→ **WRITTEN PROBLEM**: Look through the listing and locate every line containing the word "verified"; copy those lines.
--- BEGIN MATERIAL PROVIDED ---
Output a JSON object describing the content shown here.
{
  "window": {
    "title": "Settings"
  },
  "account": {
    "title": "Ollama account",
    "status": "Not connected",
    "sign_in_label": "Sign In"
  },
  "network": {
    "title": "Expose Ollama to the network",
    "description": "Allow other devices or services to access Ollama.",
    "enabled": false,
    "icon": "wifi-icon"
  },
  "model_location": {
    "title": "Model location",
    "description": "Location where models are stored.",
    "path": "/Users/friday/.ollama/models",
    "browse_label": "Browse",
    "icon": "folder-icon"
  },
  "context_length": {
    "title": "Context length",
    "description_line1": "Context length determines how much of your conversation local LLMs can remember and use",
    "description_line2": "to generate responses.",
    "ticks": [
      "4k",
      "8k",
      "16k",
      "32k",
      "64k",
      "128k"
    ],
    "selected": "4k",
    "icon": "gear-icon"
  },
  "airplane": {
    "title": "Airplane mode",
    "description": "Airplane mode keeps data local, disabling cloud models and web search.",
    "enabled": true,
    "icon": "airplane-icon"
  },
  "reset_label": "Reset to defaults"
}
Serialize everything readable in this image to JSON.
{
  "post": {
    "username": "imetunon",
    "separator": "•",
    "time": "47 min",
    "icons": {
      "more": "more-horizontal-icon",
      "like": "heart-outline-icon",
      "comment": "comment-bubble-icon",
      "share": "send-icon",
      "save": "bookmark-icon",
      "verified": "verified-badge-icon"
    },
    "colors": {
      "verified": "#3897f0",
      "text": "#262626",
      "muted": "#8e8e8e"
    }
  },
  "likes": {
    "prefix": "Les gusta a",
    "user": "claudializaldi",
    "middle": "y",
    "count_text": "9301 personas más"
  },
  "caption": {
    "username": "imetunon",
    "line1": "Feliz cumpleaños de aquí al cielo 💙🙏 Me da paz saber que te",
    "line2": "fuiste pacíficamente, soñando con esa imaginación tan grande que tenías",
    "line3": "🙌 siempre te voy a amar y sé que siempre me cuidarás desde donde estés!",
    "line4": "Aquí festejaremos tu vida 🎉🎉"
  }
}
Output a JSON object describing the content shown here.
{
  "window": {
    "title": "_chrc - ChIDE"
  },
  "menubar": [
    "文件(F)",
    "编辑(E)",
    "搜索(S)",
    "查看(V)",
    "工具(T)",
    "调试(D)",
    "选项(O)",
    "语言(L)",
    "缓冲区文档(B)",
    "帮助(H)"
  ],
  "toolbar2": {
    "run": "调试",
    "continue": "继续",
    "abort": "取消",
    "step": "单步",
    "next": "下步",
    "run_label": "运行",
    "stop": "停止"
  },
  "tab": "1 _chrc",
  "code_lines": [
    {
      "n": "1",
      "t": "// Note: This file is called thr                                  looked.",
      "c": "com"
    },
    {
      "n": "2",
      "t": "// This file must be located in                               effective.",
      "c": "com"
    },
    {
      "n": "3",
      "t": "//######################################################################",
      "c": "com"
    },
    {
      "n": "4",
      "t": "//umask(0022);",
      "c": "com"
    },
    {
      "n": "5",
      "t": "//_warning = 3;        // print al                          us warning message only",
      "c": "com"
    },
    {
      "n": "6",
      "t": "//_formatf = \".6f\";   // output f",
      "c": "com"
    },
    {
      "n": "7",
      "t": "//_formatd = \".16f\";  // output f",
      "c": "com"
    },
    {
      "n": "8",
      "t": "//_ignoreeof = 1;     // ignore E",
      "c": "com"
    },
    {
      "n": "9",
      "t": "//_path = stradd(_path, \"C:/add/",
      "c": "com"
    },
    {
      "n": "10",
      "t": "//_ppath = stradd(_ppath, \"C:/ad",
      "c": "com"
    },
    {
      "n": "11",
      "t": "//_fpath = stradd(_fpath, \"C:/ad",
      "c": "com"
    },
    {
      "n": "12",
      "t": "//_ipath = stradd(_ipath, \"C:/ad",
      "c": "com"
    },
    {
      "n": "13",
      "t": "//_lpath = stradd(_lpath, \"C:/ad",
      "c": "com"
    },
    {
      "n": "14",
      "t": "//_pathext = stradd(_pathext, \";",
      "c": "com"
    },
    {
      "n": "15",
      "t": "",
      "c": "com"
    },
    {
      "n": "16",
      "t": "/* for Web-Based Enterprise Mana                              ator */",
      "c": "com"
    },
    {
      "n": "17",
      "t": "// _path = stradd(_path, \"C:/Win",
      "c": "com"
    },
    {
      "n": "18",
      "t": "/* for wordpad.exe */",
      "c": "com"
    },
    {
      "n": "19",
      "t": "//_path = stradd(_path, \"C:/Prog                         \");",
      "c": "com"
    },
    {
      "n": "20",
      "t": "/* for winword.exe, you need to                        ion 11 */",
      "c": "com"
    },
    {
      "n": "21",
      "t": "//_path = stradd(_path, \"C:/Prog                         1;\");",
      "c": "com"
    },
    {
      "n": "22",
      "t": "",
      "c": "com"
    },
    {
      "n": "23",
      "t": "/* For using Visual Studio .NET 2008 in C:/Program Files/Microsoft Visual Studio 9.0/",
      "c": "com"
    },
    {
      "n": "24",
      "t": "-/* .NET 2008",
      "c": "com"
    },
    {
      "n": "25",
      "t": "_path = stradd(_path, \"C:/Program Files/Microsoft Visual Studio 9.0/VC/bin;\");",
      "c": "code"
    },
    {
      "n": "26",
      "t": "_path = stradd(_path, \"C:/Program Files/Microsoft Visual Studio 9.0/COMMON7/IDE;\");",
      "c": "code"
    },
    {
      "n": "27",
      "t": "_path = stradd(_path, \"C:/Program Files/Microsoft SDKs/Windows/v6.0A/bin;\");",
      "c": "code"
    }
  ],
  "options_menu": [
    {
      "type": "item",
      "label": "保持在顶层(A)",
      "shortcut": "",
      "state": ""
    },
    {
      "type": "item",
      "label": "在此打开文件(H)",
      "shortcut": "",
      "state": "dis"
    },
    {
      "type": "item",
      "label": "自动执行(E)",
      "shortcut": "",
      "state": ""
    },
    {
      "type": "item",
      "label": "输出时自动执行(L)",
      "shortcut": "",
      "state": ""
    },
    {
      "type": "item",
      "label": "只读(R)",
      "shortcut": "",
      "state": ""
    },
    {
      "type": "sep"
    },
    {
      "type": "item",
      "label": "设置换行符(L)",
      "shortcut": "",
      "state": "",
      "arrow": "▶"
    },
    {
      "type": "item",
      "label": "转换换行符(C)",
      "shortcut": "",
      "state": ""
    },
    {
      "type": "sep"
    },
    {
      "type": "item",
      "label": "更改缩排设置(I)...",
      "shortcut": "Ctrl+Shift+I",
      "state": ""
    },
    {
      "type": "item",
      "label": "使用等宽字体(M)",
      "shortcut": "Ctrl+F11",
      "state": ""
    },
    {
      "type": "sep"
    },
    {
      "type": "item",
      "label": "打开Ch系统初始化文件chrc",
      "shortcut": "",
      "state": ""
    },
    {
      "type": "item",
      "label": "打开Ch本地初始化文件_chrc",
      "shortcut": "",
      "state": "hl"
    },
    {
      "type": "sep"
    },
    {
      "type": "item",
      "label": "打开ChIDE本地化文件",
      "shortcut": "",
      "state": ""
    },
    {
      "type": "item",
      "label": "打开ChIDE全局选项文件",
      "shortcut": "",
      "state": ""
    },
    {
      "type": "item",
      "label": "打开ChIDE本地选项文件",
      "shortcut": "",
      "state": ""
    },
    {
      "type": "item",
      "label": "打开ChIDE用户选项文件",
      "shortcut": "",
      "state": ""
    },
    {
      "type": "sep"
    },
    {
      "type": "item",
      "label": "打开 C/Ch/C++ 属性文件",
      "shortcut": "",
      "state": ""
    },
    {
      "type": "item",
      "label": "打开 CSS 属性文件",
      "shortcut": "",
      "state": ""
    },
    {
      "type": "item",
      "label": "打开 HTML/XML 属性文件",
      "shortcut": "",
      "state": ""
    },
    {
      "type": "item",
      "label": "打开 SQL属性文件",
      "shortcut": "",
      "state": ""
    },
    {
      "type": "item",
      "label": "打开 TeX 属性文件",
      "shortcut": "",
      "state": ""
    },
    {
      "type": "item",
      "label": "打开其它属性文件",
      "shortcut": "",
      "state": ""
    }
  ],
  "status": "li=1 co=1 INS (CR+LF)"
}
--- END MATERIAL PROVIDED ---
→ **RESPONSE**:
      "verified": "verified-badge-icon"
      "verified": "#3897f0",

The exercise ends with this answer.